Do this: Find and copy every line in the records that includes the string "néhány".

Dataset rows:
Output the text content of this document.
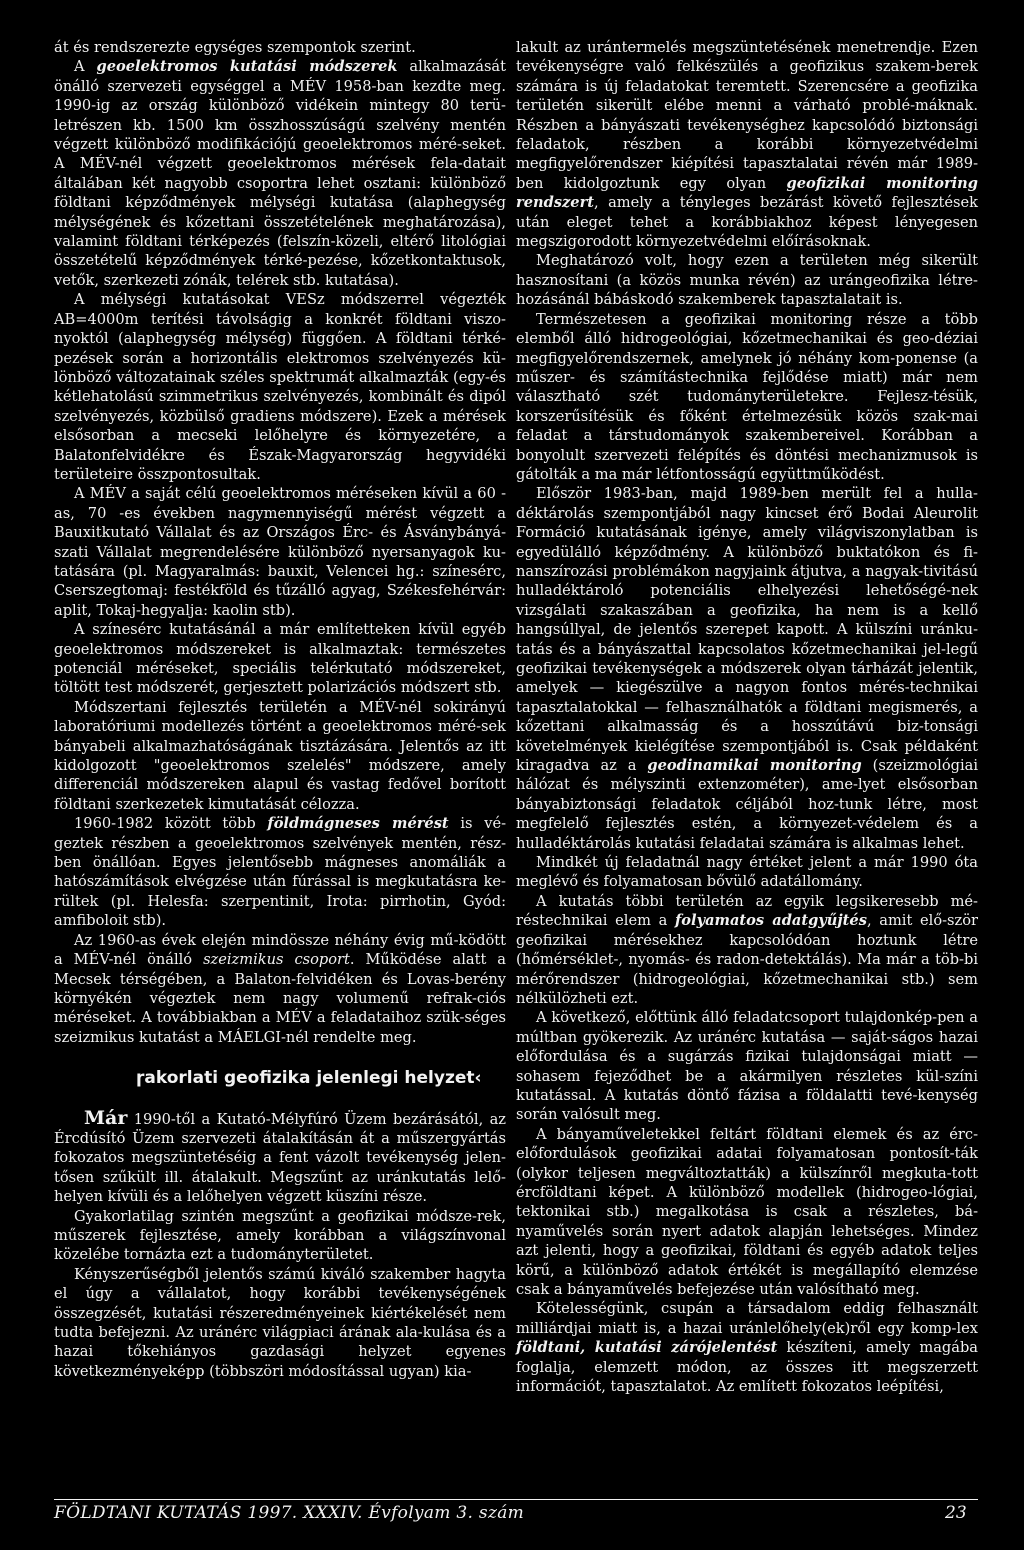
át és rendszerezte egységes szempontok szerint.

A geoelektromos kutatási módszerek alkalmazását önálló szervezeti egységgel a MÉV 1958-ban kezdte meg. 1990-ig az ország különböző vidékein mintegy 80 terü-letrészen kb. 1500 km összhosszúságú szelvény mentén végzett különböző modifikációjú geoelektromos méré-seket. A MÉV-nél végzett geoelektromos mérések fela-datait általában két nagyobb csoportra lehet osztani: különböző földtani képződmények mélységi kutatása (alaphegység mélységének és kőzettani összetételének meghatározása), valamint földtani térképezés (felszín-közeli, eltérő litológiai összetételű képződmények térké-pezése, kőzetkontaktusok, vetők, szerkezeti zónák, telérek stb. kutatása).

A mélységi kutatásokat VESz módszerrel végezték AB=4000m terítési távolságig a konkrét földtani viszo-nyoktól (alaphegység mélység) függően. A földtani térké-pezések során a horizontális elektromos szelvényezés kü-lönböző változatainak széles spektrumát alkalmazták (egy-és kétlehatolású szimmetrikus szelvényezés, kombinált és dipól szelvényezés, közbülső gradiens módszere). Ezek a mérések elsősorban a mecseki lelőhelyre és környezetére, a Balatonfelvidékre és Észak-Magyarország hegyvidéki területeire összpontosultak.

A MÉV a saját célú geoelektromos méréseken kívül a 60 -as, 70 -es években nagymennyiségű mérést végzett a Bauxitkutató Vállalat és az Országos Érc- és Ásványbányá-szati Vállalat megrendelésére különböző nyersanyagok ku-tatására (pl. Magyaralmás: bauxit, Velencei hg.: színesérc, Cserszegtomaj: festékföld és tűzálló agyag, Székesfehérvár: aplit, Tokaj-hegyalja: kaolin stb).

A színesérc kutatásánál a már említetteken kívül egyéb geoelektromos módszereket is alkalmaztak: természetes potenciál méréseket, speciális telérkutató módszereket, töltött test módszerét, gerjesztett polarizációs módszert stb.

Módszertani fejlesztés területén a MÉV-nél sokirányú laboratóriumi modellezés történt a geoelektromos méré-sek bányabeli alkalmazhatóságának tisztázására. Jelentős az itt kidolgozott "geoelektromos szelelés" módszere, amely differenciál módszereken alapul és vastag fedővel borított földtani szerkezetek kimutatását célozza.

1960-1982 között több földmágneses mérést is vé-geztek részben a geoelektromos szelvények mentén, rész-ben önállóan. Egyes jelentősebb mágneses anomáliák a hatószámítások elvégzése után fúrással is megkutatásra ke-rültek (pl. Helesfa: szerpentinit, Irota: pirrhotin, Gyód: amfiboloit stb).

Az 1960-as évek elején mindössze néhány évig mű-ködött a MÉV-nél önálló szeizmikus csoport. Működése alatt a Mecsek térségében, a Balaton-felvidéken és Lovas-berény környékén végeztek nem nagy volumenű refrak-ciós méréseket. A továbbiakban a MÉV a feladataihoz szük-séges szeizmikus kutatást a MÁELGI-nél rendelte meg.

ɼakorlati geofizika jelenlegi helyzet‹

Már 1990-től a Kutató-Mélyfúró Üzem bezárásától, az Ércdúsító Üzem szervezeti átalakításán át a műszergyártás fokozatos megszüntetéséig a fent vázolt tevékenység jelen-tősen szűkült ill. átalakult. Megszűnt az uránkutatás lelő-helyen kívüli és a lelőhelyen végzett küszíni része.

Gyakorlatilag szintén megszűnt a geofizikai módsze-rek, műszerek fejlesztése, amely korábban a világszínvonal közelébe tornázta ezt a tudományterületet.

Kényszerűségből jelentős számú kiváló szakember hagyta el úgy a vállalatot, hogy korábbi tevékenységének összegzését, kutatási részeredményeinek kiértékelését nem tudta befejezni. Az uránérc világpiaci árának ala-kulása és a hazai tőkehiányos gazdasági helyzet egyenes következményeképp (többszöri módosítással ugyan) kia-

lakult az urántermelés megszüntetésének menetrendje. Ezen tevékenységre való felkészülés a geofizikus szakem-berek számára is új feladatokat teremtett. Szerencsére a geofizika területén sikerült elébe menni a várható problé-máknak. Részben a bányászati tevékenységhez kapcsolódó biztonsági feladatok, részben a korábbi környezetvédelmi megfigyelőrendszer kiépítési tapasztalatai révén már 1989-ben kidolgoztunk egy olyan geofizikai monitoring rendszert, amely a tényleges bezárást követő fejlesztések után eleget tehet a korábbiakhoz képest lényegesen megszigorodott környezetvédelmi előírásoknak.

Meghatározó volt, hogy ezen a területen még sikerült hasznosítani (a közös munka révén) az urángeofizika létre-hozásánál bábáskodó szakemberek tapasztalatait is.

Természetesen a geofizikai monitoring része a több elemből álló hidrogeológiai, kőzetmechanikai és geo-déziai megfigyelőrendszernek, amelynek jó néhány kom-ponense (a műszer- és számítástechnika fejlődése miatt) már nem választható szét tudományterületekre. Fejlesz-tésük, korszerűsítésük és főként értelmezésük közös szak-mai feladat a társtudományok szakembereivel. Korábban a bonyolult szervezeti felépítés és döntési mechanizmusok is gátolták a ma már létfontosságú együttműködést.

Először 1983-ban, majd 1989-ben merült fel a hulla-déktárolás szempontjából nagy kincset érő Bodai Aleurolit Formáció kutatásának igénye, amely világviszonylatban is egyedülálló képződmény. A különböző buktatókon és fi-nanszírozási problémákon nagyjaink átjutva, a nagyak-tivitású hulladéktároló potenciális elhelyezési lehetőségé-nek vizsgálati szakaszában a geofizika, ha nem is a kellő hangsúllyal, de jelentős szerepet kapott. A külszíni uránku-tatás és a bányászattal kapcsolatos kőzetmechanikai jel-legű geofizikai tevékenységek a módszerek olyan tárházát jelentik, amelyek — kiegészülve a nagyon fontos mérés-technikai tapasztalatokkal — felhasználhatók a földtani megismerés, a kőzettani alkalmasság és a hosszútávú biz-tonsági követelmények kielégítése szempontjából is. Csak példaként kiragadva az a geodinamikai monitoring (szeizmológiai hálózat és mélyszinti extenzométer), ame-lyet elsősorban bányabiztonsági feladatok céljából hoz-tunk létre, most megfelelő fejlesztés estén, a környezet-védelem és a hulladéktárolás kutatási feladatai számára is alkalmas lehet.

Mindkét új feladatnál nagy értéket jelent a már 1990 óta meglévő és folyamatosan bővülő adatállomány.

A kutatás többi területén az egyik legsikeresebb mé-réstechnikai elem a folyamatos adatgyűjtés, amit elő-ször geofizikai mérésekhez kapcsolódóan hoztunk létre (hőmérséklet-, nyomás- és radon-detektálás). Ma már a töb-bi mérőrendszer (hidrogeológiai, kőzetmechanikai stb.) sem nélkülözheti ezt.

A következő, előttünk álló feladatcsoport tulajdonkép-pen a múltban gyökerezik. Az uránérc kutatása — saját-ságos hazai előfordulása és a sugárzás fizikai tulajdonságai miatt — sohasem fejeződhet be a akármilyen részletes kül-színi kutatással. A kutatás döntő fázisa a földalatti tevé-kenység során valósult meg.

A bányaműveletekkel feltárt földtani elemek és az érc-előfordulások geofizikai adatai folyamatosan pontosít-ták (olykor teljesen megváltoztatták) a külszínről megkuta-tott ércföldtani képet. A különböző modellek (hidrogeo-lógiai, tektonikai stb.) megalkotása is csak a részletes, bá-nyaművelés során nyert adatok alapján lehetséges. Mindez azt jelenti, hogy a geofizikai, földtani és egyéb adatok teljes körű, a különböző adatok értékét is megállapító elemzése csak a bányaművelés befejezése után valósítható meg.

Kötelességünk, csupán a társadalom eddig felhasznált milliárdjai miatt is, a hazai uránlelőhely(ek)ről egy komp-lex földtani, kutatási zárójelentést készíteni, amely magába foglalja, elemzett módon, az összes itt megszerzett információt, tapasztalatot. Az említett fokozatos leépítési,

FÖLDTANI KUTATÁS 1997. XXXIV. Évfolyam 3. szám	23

Exercise response:
Az 1960-as évek elején mindössze néhány évig mű-ködött a MÉV-nél önálló szeizmikus csoport. Működése alatt a Mecsek térségében, a Balaton-felvidéken és Lovas-berény környékén végeztek nem nagy volumenű refrak-ciós méréseket. A továbbiakban a MÉV a feladataihoz szük-séges szeizmikus kutatást a MÁELGI-nél rendelte meg.
Természetesen a geofizikai monitoring része a több elemből álló hidrogeológiai, kőzetmechanikai és geo-déziai megfigyelőrendszernek, amelynek jó néhány kom-ponense (a műszer- és számítástechnika fejlődése miatt) már nem választható szét tudományterületekre. Fejlesz-tésük, korszerűsítésük és főként értelmezésük közös szak-mai feladat a társtudományok szakembereivel. Korábban a bonyolult szervezeti felépítés és döntési mechanizmusok is gátolták a ma már létfontosságú együttműködést.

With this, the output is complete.